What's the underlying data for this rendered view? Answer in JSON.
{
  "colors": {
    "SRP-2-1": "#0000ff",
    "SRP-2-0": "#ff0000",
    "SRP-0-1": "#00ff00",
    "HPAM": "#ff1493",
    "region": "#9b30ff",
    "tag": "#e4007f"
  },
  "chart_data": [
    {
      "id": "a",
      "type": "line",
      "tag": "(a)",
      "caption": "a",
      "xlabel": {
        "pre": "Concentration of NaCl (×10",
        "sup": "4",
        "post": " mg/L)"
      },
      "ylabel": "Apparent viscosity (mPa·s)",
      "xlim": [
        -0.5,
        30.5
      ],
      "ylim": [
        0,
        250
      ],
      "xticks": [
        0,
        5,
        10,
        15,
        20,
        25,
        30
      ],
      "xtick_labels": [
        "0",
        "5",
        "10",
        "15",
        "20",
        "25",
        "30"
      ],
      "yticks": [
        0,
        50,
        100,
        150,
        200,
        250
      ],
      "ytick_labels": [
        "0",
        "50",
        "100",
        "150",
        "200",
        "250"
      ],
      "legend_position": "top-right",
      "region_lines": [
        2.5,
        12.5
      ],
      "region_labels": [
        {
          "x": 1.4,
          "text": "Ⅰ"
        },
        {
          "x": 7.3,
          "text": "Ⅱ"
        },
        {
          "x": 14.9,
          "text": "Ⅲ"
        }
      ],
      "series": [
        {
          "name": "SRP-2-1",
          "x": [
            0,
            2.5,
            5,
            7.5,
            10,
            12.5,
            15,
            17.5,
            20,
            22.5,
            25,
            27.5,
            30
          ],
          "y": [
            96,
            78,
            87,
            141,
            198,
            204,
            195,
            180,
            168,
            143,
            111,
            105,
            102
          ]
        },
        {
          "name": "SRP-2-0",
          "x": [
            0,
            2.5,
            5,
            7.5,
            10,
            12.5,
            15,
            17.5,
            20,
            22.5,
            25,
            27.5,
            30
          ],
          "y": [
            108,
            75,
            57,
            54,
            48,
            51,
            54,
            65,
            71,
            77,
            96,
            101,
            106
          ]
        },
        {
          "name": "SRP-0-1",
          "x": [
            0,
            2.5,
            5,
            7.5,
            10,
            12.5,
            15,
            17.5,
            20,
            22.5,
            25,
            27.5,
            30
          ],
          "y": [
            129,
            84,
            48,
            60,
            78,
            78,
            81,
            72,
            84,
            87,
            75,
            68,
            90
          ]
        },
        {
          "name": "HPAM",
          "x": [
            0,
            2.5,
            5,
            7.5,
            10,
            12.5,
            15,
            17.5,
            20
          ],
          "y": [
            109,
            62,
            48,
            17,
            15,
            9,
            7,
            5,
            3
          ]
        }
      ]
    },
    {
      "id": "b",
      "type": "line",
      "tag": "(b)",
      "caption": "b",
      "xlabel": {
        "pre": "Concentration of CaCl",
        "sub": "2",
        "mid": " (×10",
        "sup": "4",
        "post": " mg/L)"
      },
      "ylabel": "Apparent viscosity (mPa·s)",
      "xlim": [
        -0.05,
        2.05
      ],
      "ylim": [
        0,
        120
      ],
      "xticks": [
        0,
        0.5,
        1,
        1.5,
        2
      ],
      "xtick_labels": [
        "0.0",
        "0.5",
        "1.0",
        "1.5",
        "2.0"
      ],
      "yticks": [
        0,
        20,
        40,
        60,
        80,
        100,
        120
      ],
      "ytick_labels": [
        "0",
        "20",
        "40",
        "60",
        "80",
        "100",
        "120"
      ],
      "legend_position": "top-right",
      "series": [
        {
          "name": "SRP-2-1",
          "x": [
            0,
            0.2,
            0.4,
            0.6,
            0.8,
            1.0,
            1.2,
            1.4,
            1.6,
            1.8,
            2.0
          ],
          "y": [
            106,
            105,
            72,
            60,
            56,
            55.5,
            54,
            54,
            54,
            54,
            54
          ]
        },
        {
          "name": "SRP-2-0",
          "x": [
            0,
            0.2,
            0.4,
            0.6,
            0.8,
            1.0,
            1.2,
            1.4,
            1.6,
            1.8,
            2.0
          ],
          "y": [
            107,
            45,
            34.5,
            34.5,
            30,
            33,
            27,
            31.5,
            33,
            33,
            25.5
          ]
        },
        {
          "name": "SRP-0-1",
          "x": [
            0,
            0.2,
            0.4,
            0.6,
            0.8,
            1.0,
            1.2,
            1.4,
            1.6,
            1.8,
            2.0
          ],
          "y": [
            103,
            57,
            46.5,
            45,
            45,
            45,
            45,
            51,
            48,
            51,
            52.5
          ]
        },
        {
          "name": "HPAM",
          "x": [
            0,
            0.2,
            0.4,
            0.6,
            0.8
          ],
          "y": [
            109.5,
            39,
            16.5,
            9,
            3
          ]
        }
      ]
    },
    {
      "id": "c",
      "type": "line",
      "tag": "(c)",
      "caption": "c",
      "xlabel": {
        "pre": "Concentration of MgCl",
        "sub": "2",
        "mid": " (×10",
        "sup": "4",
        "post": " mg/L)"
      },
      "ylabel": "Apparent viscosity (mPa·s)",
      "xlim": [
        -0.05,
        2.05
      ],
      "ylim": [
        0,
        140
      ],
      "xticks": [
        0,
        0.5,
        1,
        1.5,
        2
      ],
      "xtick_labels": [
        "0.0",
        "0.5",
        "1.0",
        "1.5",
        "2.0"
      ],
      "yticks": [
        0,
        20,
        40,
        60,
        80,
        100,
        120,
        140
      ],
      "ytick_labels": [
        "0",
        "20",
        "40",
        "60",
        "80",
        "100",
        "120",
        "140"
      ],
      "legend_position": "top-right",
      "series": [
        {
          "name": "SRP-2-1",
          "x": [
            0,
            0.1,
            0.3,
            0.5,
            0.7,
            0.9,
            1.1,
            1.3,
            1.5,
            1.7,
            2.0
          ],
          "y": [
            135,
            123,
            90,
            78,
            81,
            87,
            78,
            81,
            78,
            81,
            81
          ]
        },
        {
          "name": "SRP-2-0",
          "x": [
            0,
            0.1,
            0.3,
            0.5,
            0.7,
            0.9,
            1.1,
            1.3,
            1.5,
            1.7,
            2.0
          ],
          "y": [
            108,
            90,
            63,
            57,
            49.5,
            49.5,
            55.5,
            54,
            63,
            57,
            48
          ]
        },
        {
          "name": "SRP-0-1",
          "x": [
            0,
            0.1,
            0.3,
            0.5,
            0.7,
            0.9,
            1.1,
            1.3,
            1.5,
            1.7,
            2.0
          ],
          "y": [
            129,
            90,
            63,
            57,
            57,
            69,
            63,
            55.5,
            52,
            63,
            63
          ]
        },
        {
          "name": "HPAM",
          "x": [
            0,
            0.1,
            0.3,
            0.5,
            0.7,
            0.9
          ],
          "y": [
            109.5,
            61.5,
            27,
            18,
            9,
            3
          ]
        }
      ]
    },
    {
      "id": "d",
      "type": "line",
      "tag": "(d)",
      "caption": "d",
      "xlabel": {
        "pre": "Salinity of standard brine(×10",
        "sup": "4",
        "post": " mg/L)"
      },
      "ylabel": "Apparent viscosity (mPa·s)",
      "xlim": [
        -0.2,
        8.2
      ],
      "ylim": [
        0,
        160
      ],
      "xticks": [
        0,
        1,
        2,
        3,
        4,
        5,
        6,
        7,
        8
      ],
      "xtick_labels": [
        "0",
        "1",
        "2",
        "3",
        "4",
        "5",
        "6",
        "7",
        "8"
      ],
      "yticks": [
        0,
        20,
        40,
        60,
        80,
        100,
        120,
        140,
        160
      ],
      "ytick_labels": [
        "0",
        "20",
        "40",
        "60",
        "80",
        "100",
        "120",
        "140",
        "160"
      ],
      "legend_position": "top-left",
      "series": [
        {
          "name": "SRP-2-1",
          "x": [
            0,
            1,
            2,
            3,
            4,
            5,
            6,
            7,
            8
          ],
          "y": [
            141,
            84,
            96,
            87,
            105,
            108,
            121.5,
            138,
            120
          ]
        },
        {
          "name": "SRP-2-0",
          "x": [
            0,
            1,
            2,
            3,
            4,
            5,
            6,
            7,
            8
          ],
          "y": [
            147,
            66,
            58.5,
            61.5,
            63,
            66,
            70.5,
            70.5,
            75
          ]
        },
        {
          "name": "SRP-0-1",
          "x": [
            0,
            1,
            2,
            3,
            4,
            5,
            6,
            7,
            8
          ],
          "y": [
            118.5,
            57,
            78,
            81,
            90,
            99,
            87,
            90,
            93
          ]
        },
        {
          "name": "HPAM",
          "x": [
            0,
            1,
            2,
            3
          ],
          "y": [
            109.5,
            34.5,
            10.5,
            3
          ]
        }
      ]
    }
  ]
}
== == ==
# Your goal
Copy every line in the entries above that has the string "Concentration" in it.

# Answer to this task
        "pre": "Concentration of NaCl (×10",
        "pre": "Concentration of CaCl",
        "pre": "Concentration of MgCl",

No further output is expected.